#### INPUT ROWS

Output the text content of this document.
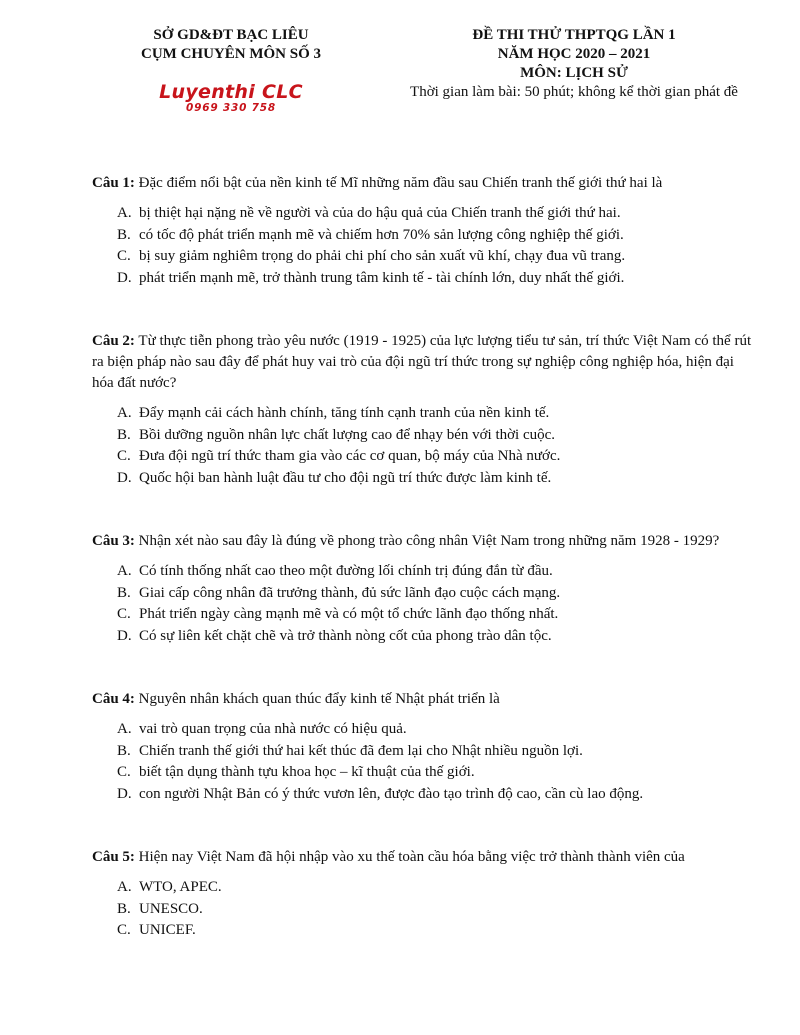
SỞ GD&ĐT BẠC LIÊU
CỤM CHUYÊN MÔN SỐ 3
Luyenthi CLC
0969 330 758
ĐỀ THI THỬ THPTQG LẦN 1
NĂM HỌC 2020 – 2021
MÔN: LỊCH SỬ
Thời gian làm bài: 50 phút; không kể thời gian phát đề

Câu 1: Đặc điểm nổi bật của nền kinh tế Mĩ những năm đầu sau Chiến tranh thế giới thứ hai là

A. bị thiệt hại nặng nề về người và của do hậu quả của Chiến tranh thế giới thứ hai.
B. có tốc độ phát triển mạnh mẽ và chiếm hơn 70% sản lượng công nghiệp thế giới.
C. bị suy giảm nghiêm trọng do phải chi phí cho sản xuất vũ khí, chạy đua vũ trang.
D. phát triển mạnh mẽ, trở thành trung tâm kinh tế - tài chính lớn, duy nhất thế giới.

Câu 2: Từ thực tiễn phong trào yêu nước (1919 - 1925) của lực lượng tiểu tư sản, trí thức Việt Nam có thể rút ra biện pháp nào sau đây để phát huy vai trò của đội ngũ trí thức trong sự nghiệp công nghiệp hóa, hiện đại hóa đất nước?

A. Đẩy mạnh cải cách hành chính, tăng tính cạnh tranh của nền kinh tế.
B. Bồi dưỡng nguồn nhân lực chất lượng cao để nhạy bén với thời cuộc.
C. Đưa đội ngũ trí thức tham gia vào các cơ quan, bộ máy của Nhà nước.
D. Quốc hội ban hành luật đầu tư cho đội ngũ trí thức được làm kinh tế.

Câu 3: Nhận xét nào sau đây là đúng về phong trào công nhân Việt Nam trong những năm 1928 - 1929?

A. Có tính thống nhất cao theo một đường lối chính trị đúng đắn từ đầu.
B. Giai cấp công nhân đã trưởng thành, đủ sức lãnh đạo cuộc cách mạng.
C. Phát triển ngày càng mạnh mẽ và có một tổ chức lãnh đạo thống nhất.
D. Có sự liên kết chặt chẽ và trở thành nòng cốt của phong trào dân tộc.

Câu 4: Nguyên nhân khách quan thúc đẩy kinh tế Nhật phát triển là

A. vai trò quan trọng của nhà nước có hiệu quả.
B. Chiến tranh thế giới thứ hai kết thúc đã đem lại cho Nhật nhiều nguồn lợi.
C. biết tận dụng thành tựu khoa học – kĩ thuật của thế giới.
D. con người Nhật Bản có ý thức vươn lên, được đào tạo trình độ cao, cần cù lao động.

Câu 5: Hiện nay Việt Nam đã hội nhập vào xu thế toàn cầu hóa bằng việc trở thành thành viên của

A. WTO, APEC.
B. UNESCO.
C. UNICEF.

########

**INSTRUCTIONS FOR THE TASK:**
Give only the number of lines above that hold the string "lãnh".

**RESPONSE TO THIS EXERCISE:**
2